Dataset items

============

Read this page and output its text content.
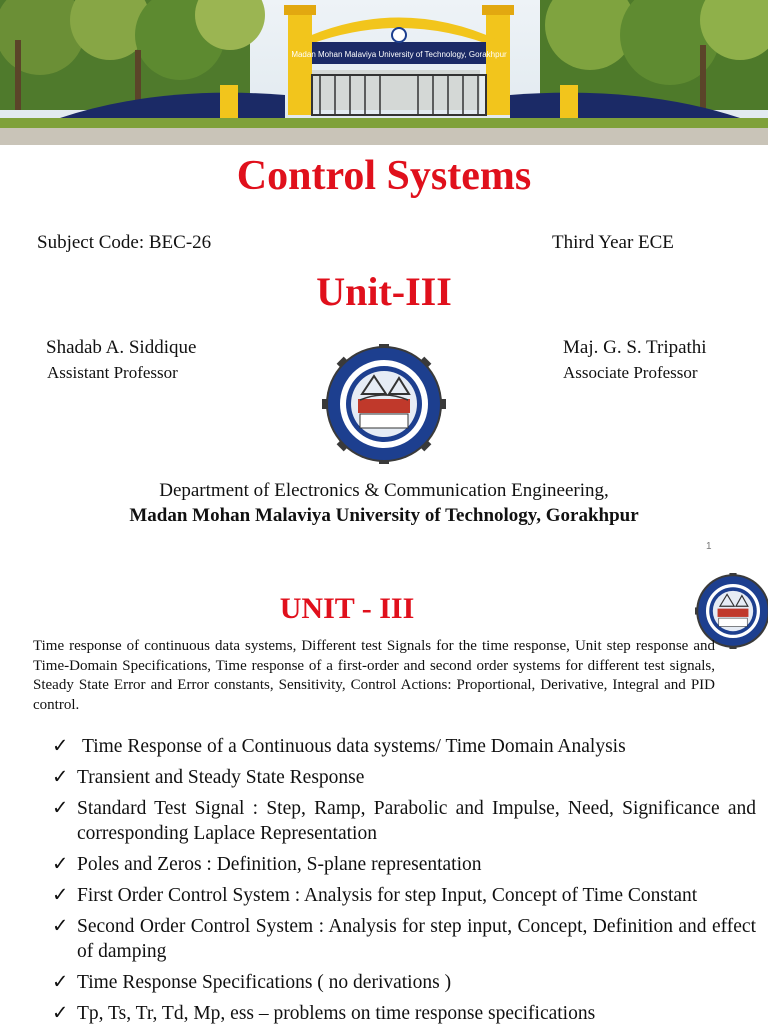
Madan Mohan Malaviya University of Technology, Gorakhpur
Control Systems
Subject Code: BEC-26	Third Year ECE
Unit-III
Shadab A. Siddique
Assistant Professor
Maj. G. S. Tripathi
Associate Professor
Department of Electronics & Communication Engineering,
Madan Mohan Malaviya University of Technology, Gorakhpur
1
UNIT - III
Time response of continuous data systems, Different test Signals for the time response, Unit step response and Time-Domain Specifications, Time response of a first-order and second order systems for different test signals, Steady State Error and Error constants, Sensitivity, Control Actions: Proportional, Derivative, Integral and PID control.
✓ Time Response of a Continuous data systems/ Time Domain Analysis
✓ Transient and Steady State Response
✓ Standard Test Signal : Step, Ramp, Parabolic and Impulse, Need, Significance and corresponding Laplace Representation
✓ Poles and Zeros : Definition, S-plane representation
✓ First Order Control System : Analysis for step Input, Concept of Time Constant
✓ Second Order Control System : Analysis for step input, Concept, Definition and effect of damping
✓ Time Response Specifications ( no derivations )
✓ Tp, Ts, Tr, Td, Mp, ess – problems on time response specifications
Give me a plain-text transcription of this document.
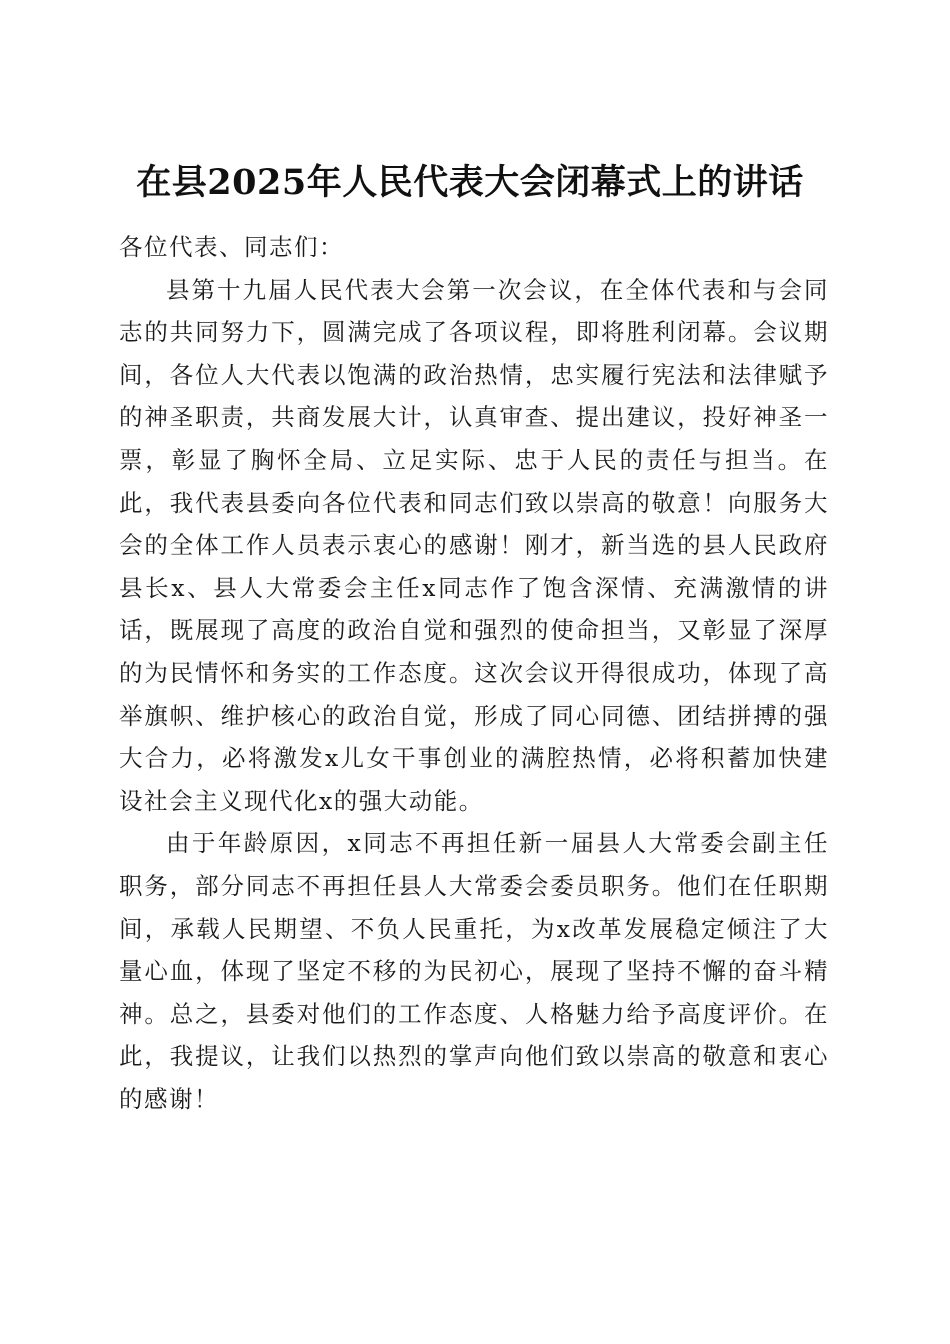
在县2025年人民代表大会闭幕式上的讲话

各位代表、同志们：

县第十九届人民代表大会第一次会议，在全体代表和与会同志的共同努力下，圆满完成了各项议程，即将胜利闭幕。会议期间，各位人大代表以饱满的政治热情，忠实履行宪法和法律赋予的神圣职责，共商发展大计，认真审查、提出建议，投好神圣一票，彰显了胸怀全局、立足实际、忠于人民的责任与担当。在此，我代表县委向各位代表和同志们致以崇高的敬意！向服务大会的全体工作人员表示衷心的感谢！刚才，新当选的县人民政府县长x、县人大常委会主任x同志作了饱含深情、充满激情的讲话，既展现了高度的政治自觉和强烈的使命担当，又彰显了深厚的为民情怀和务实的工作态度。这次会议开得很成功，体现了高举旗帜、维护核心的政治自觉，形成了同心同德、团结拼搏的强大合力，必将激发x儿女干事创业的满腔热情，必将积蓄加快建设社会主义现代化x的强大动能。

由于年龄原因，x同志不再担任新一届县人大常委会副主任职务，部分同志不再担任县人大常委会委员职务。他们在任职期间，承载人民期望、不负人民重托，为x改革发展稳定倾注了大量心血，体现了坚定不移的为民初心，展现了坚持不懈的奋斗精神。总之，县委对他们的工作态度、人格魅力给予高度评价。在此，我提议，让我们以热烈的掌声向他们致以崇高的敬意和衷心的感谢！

============

Go through the records and pull out each line that includes the word "Analysis".

✓ Time Response of a Continuous data systems/ Time Domain Analysis
✓ First Order Control System : Analysis for step Input, Concept of Time Constant
✓ Second Order Control System : Analysis for step input, Concept, Definition and effect of damping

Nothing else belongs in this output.